Return a copy of each line that holds the string "name".
# # # # #
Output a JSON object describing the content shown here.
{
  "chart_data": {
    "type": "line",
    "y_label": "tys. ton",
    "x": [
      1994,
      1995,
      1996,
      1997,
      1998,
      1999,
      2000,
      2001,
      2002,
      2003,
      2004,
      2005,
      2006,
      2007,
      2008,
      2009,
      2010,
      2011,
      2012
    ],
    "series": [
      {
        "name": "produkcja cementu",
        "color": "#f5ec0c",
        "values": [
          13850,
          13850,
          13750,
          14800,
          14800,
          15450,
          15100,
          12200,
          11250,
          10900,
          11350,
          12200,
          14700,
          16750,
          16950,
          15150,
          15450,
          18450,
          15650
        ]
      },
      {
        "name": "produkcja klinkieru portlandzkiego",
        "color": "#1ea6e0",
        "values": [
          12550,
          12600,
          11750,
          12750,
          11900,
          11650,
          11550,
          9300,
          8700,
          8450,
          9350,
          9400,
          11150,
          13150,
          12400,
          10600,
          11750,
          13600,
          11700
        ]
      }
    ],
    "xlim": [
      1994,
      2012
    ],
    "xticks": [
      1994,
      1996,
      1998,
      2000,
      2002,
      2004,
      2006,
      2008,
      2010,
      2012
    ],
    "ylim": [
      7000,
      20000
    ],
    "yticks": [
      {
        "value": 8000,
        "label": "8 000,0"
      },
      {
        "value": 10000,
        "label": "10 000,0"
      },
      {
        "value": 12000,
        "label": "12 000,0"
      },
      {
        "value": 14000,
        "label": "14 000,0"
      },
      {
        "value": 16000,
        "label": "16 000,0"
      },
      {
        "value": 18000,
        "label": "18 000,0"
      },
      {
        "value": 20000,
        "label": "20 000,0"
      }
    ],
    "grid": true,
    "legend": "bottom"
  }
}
# # # # #
**Reply**:
        "name": "produkcja cementu",
        "name": "produkcja klinkieru portlandzkiego",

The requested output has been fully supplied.